━━━━━ Extracted records ━━━━━

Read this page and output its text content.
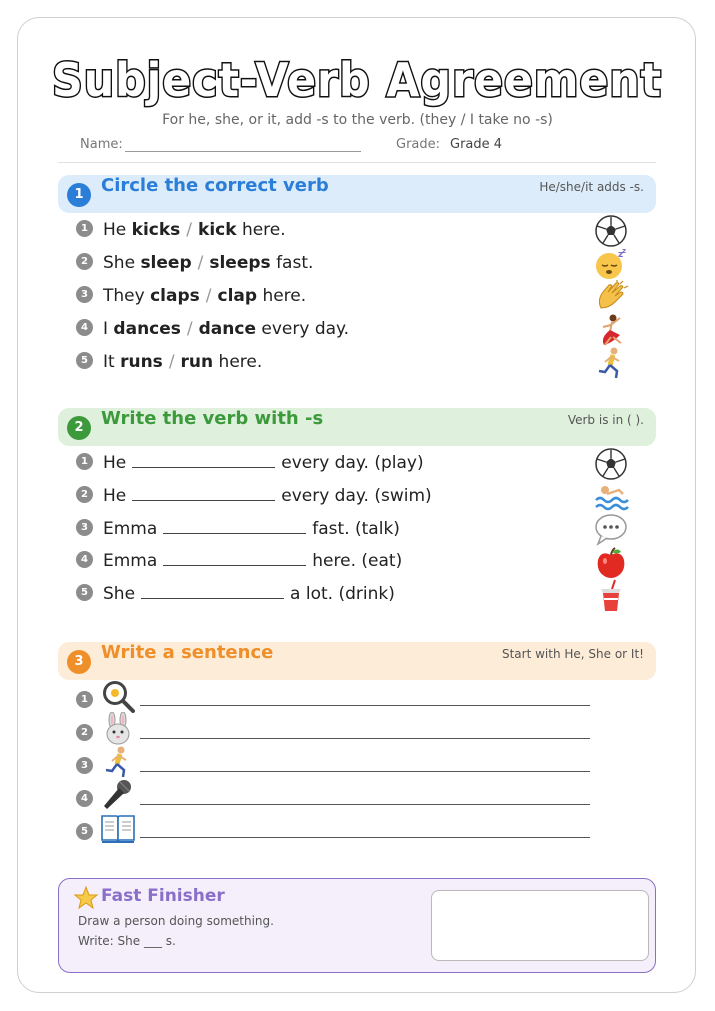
Subject-Verb Agreement
For he, she, or it, add -s to the verb. (they / I take no -s)
Name:	Grade: Grade 4
1 Circle the correct verb	He/she/it adds -s.
1 He kicks / kick here.
2 She sleep / sleeps fast.
3 They claps / clap here.
4 I dances / dance every day.
5 It runs / run here.
z
z
2 Write the verb with -s	Verb is in ( ).
1 He	every day. (play)
2 He	every day. (swim)
3 Emma	fast. (talk)
4 Emma	here. (eat)
5 She	a lot. (drink)
3 Write a sentence	Start with He, She or It!
1
2
3
4
5
Fast Finisher
Draw a person doing something.
Write: She ___ s.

━━━━━

Directions for this task. Make an exact copy of the records above, with the pictures left out.

Written solution.
Read this page and output its text content.
Subject-Verb Agreement
For he, she, or it, add -s to the verb. (they / I take no -s)
Name:	Grade: Grade 4
1 Circle the correct verb	He/she/it adds -s.
1 He kicks / kick here.
2 She sleep / sleeps fast.
3 They claps / clap here.
4 I dances / dance every day.
5 It runs / run here.
z
z
2 Write the verb with -s	Verb is in ( ).
1 He	every day. (play)
2 He	every day. (swim)
3 Emma	fast. (talk)
4 Emma	here. (eat)
5 She	a lot. (drink)
3 Write a sentence	Start with He, She or It!
1
2
3
4
5
Fast Finisher
Draw a person doing something.
Write: She ___ s.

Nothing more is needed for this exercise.